**Given problem**
Copy nothing but the lines running from the one containing "Enumerate this screenshot's" through the end of the listing below. Drop the pictures.

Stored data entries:
§

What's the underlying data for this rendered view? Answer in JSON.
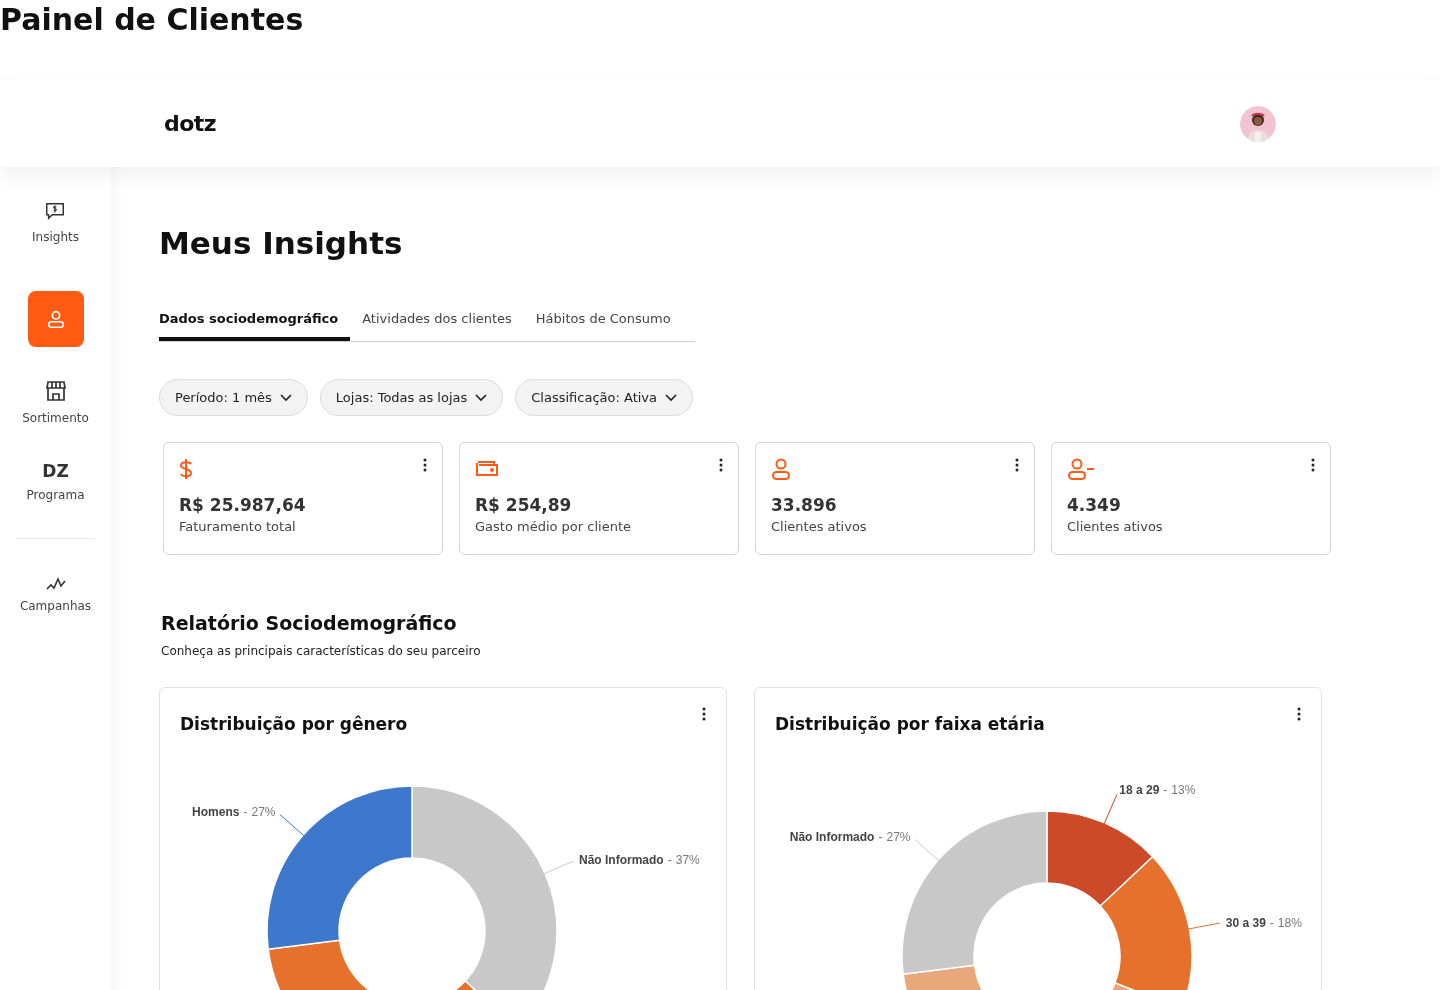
{
  "page_title": "Painel de Clientes",
  "header": {
    "logo": "dotz"
  },
  "sidebar": {
    "items": [
      {
        "label": "Insights",
        "selected": false
      },
      {
        "selected": true
      },
      {
        "label": "Sortimento",
        "selected": false
      },
      {
        "label": "Programa",
        "icon_text": "DZ",
        "selected": false
      },
      {
        "label": "Campanhas",
        "selected": false
      }
    ]
  },
  "main": {
    "title": "Meus Insights",
    "tabs": [
      {
        "label": "Dados sociodemográfico",
        "selected": true
      },
      {
        "label": "Atividades dos clientes",
        "selected": false
      },
      {
        "label": "Hábitos de Consumo",
        "selected": false
      }
    ],
    "filters": [
      {
        "label": "Período: 1 mês"
      },
      {
        "label": "Lojas: Todas as lojas"
      },
      {
        "label": "Classificação: Ativa"
      }
    ],
    "stats": [
      {
        "kind": "dollar",
        "value": "R$ 25.987,64",
        "label": "Faturamento total"
      },
      {
        "kind": "wallet",
        "value": "R$ 254,89",
        "label": "Gasto médio por cliente"
      },
      {
        "kind": "user",
        "value": "33.896",
        "label": "Clientes ativos"
      },
      {
        "kind": "user-minus",
        "value": "4.349",
        "label": "Clientes ativos"
      }
    ],
    "report": {
      "title": "Relatório Sociodemográfico",
      "subtitle": "Conheça as principais características do seu parceiro",
      "charts": [
        {
          "title": "Distribuição por gênero",
          "label_separator": "-",
          "chart_data": {
            "type": "donut",
            "categories": [
              "Não Informado",
              null,
              "Homens"
            ],
            "values": [
              37,
              36,
              27
            ],
            "colors": [
              "#c8c8c8",
              "#e5712d",
              "#3d78cc"
            ],
            "value_labels": [
              "37%",
              null,
              "27%"
            ]
          }
        },
        {
          "title": "Distribuição por faixa etária",
          "label_separator": "-",
          "chart_data": {
            "type": "donut",
            "categories": [
              "18 a 29",
              "30 a 39",
              null,
              "Não Informado"
            ],
            "values": [
              13,
              18,
              42,
              27
            ],
            "colors": [
              "#cc4a28",
              "#e5712d",
              "#e8a87c",
              "#c8c8c8"
            ],
            "value_labels": [
              "13%",
              "18%",
              null,
              "27%"
            ]
          }
        }
      ]
    }
  }
}
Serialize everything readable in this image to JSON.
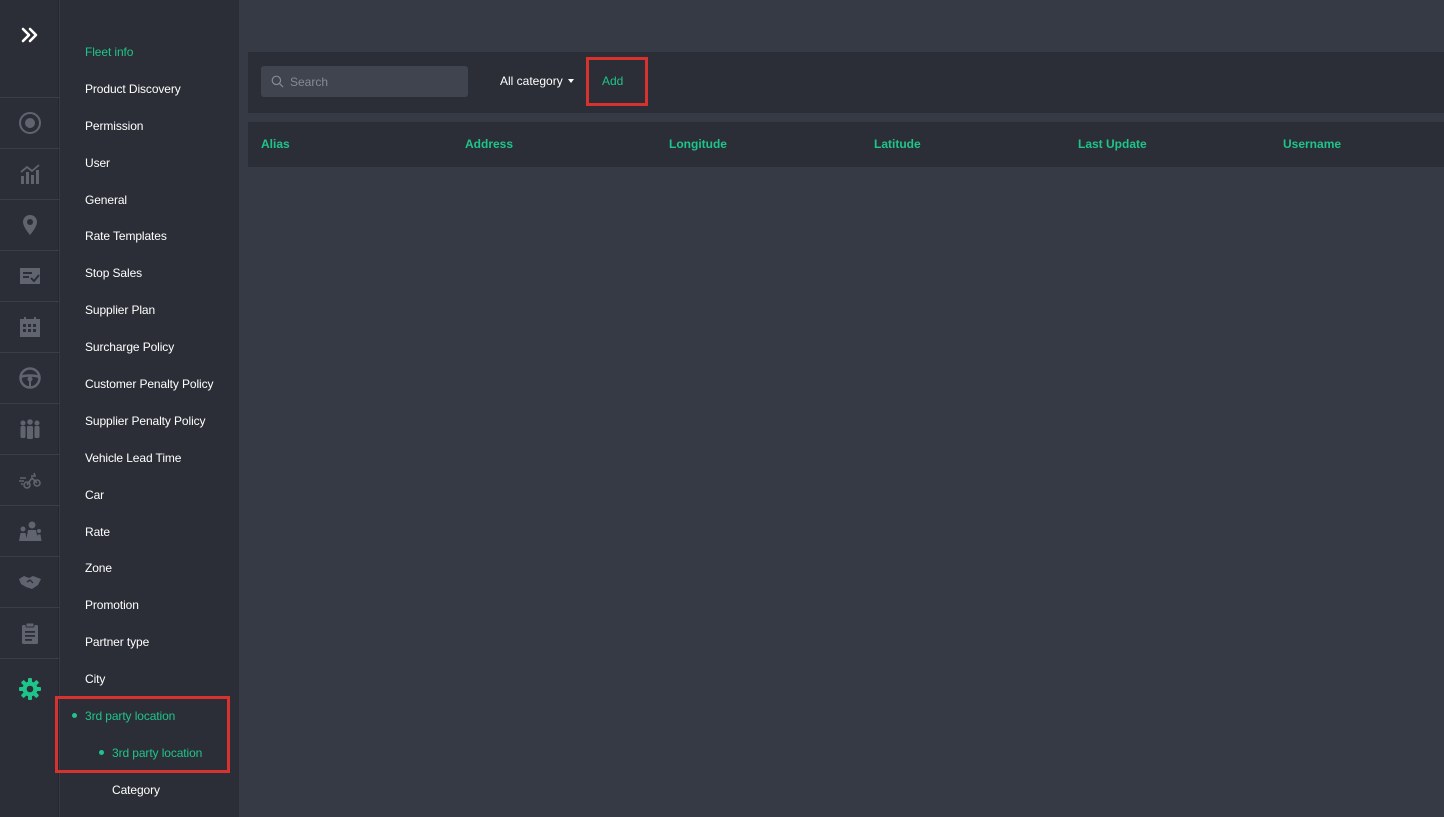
{
  "nav_rail": {
    "expand_icon": "double-chevron-right-icon",
    "icons": [
      "target-icon",
      "analytics-icon",
      "location-pin-icon",
      "checklist-icon",
      "calendar-icon",
      "steering-wheel-icon",
      "group-icon",
      "delivery-icon",
      "users-icon",
      "handshake-icon",
      "clipboard-icon",
      "settings-icon"
    ],
    "active_icon": "settings-icon"
  },
  "sidebar": {
    "items": [
      {
        "label": "Fleet info",
        "active": true
      },
      {
        "label": "Product Discovery"
      },
      {
        "label": "Permission"
      },
      {
        "label": "User"
      },
      {
        "label": "General"
      },
      {
        "label": "Rate Templates"
      },
      {
        "label": "Stop Sales"
      },
      {
        "label": "Supplier Plan"
      },
      {
        "label": "Surcharge Policy"
      },
      {
        "label": "Customer Penalty Policy"
      },
      {
        "label": "Supplier Penalty Policy"
      },
      {
        "label": "Vehicle Lead Time"
      },
      {
        "label": "Car"
      },
      {
        "label": "Rate"
      },
      {
        "label": "Zone"
      },
      {
        "label": "Promotion"
      },
      {
        "label": "Partner type"
      },
      {
        "label": "City"
      },
      {
        "label": "3rd party location",
        "active": true
      },
      {
        "label": "3rd party location",
        "active": true,
        "child": true
      },
      {
        "label": "Category",
        "child": true
      }
    ]
  },
  "toolbar": {
    "search_placeholder": "Search",
    "category_filter": "All category",
    "add_label": "Add"
  },
  "table": {
    "columns": [
      "Alias",
      "Address",
      "Longitude",
      "Latitude",
      "Last Update",
      "Username"
    ]
  },
  "colors": {
    "accent": "#1fc48a",
    "highlight": "#d8322e",
    "panel": "#2b2e36",
    "background": "#363a44"
  }
}
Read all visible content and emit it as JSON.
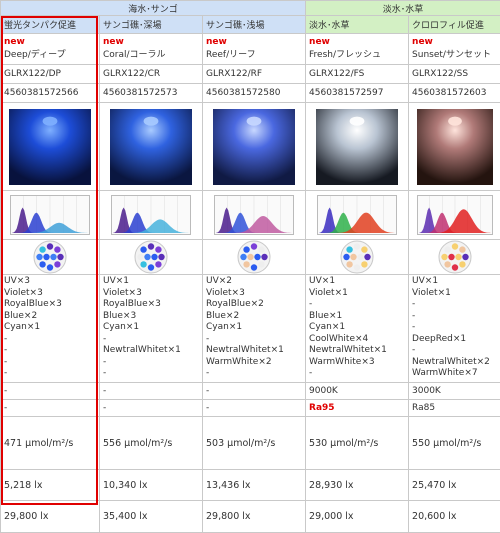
{
  "groups": [
    {
      "label": "海水･サンゴ",
      "span": 3,
      "color": "#cfe0f6"
    },
    {
      "label": "淡水･水草",
      "span": 2,
      "color": "#d3f0c4"
    }
  ],
  "products": [
    {
      "category": "蛍光タンパク促進",
      "new_label": "new",
      "name": "Deep/ディープ",
      "model": "GLRX122/DP",
      "jan": "4560381572566",
      "photo_core": "#7fb0ff",
      "photo_mid": "#1d4dd8",
      "photo_edge": "#08123d",
      "spectrum_colors": [
        "#4a1c8c",
        "#2a3fd0",
        "#3fa0d8"
      ],
      "led_colors": [
        "#5a2fb8",
        "#7b3fd8",
        "#2b5cf0",
        "#2b5cf0",
        "#3f7ef5",
        "#35c0e0",
        "#5a2fb8",
        "#7b3fd8",
        "#2b5cf0",
        "#3f7ef5"
      ],
      "leds": [
        "UV×3",
        "Violet×3",
        "RoyalBlue×3",
        "Blue×2",
        "Cyan×1",
        "-",
        "-",
        "-",
        "-"
      ],
      "color_temp": "-",
      "ra": "-",
      "ra_highlight": false,
      "par": "471 μmol/m²/s",
      "lux_a": "5,218 lx",
      "lux_b": "29,800 lx"
    },
    {
      "category": "サンゴ礁･深場",
      "new_label": "new",
      "name": "Coral/コーラル",
      "model": "GLRX122/CR",
      "jan": "4560381572573",
      "photo_core": "#a9cbff",
      "photo_mid": "#2f62e0",
      "photo_edge": "#0a1640",
      "spectrum_colors": [
        "#4a1c8c",
        "#2a3fd0",
        "#46b2dc"
      ],
      "led_colors": [
        "#5a2fb8",
        "#7b3fd8",
        "#2b5cf0",
        "#35c0e0",
        "#eeeeee",
        "#2b5cf0",
        "#5a2fb8",
        "#7b3fd8",
        "#3f7ef5",
        "#2b5cf0"
      ],
      "leds": [
        "UV×1",
        "Violet×3",
        "RoyalBlue×3",
        "Blue×3",
        "Cyan×1",
        "-",
        "NewtralWhitet×1",
        "-",
        "-"
      ],
      "color_temp": "-",
      "ra": "-",
      "ra_highlight": false,
      "par": "556 μmol/m²/s",
      "lux_a": "10,340 lx",
      "lux_b": "35,400 lx"
    },
    {
      "category": "サンゴ礁･浅場",
      "new_label": "new",
      "name": "Reef/リーフ",
      "model": "GLRX122/RF",
      "jan": "4560381572580",
      "photo_core": "#c8d8ff",
      "photo_mid": "#4a68e0",
      "photo_edge": "#101a44",
      "spectrum_colors": [
        "#4a1c8c",
        "#3052d8",
        "#c05aa0"
      ],
      "led_colors": [
        "#5a2fb8",
        "#eeeeee",
        "#2b5cf0",
        "#f1c6a0",
        "#3f7ef5",
        "#2b5cf0",
        "#7b3fd8",
        "#eeeeee",
        "#f1c6a0",
        "#2b5cf0"
      ],
      "leds": [
        "UV×2",
        "Violet×3",
        "RoyalBlue×2",
        "Blue×2",
        "Cyan×1",
        "-",
        "NewtralWhitet×1",
        "WarmWhite×2",
        "-"
      ],
      "color_temp": "-",
      "ra": "-",
      "ra_highlight": false,
      "par": "503 μmol/m²/s",
      "lux_a": "13,436 lx",
      "lux_b": "29,800 lx"
    },
    {
      "category": "淡水･水草",
      "new_label": "new",
      "name": "Fresh/フレッシュ",
      "model": "GLRX122/FS",
      "jan": "4560381572597",
      "photo_core": "#ffffff",
      "photo_mid": "#b9c4d2",
      "photo_edge": "#161a22",
      "spectrum_colors": [
        "#3a2cc0",
        "#2fb04a",
        "#e04020"
      ],
      "led_colors": [
        "#5a2fb8",
        "#f7d070",
        "#eeeeee",
        "#f1c6a0",
        "#2b5cf0",
        "#35c0e0",
        "#eeeeee",
        "#f7d070",
        "#f1c6a0",
        "#eeeeee"
      ],
      "leds": [
        "UV×1",
        "Violet×1",
        "-",
        "Blue×1",
        "Cyan×1",
        "CoolWhite×4",
        "NewtralWhitet×1",
        "WarmWhite×3",
        "-"
      ],
      "color_temp": "9000K",
      "ra": "Ra95",
      "ra_highlight": true,
      "par": "530 μmol/m²/s",
      "lux_a": "28,930 lx",
      "lux_b": "29,000 lx"
    },
    {
      "category": "クロロフィル促進",
      "new_label": "new",
      "name": "Sunset/サンセット",
      "model": "GLRX122/SS",
      "jan": "4560381572603",
      "photo_core": "#ffe4dc",
      "photo_mid": "#b07a78",
      "photo_edge": "#24140f",
      "spectrum_colors": [
        "#5a2cb0",
        "#c03070",
        "#e02020"
      ],
      "led_colors": [
        "#5a2fb8",
        "#f7d070",
        "#e0304a",
        "#f1c6a0",
        "#f7d070",
        "#eeeeee",
        "#f7d070",
        "#f1c6a0",
        "#e0304a",
        "#f7d070"
      ],
      "leds": [
        "UV×1",
        "Violet×1",
        "-",
        "-",
        "-",
        "DeepRed×1",
        "-",
        "NewtralWhitet×2",
        "WarmWhite×7"
      ],
      "color_temp": "3000K",
      "ra": "Ra85",
      "ra_highlight": false,
      "par": "550 μmol/m²/s",
      "lux_a": "25,470 lx",
      "lux_b": "20,600 lx"
    }
  ]
}
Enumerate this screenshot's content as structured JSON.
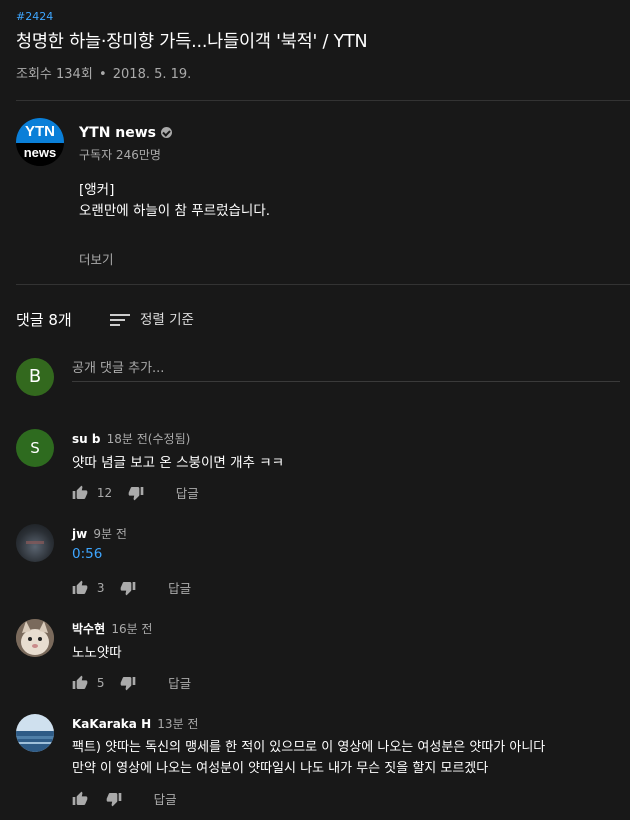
{
  "video": {
    "hashtag": "#2424",
    "title": "청명한 하늘·장미향 가득...나들이객 '북적' / YTN",
    "views": "조회수 134회",
    "date": "2018. 5. 19."
  },
  "channel": {
    "name": "YTN news",
    "subscribers": "구독자 246만명",
    "description_line1": "[앵커]",
    "description_line2": "오랜만에 하늘이 참 푸르렀습니다.",
    "more_label": "더보기",
    "avatar_text_top": "YTN",
    "avatar_text_bottom": "news"
  },
  "comments_header": {
    "count": "댓글 8개",
    "sort_label": "정렬 기준"
  },
  "add_comment": {
    "avatar_letter": "B",
    "placeholder": "공개 댓글 추가..."
  },
  "comments": [
    {
      "author": "su b",
      "time": "18분 전(수정됨)",
      "text": "얏따 념글 보고 온 스붕이면 개추 ㅋㅋ",
      "likes": "12",
      "reply_label": "답글",
      "avatar_letter": "S"
    },
    {
      "author": "jw",
      "time": "9분 전",
      "timestamp_link": "0:56",
      "likes": "3",
      "reply_label": "답글"
    },
    {
      "author": "박수현",
      "time": "16분 전",
      "text": "노노얏따",
      "likes": "5",
      "reply_label": "답글"
    },
    {
      "author": "KaKaraka H",
      "time": "13분 전",
      "text_line1": "팩트) 얏따는 독신의 맹세를 한 적이 있으므로 이 영상에 나오는 여성분은 얏따가 아니다",
      "text_line2": "만약 이 영상에 나오는 여성분이 얏따일시 나도 내가 무슨 짓을 할지 모르겠다",
      "likes": "",
      "reply_label": "답글"
    }
  ],
  "colors": {
    "background": "#181818",
    "link": "#3ea6ff",
    "secondary_text": "#aaaaaa",
    "avatar_green": "#33691e",
    "avatar_s": "#2e6b1f"
  }
}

§

**The solution**
Enumerate this screenshot's content as structured JSON.
{
  "video": {
    "hashtag": "#2424",
    "title": "청명한 하늘·장미향 가득...나들이객 '북적' / YTN",
    "views": "조회수 134회",
    "date": "2018. 5. 19."
  },
  "channel": {
    "name": "YTN news",
    "subscribers": "구독자 246만명",
    "description_line1": "[앵커]",
    "description_line2": "오랜만에 하늘이 참 푸르렀습니다.",
    "more_label": "더보기",
    "avatar_text_top": "YTN",
    "avatar_text_bottom": "news"
  },
  "comments_header": {
    "count": "댓글 8개",
    "sort_label": "정렬 기준"
  },
  "add_comment": {
    "avatar_letter": "B",
    "placeholder": "공개 댓글 추가..."
  },
  "comments": [
    {
      "author": "su b",
      "time": "18분 전(수정됨)",
      "text": "얏따 념글 보고 온 스붕이면 개추 ㅋㅋ",
      "likes": "12",
      "reply_label": "답글",
      "avatar_letter": "S"
    },
    {
      "author": "jw",
      "time": "9분 전",
      "timestamp_link": "0:56",
      "likes": "3",
      "reply_label": "답글"
    },
    {
      "author": "박수현",
      "time": "16분 전",
      "text": "노노얏따",
      "likes": "5",
      "reply_label": "답글"
    },
    {
      "author": "KaKaraka H",
      "time": "13분 전",
      "text_line1": "팩트) 얏따는 독신의 맹세를 한 적이 있으므로 이 영상에 나오는 여성분은 얏따가 아니다",
      "text_line2": "만약 이 영상에 나오는 여성분이 얏따일시 나도 내가 무슨 짓을 할지 모르겠다",
      "likes": "",
      "reply_label": "답글"
    }
  ],
  "colors": {
    "background": "#181818",
    "link": "#3ea6ff",
    "secondary_text": "#aaaaaa",
    "avatar_green": "#33691e",
    "avatar_s": "#2e6b1f"
  }
}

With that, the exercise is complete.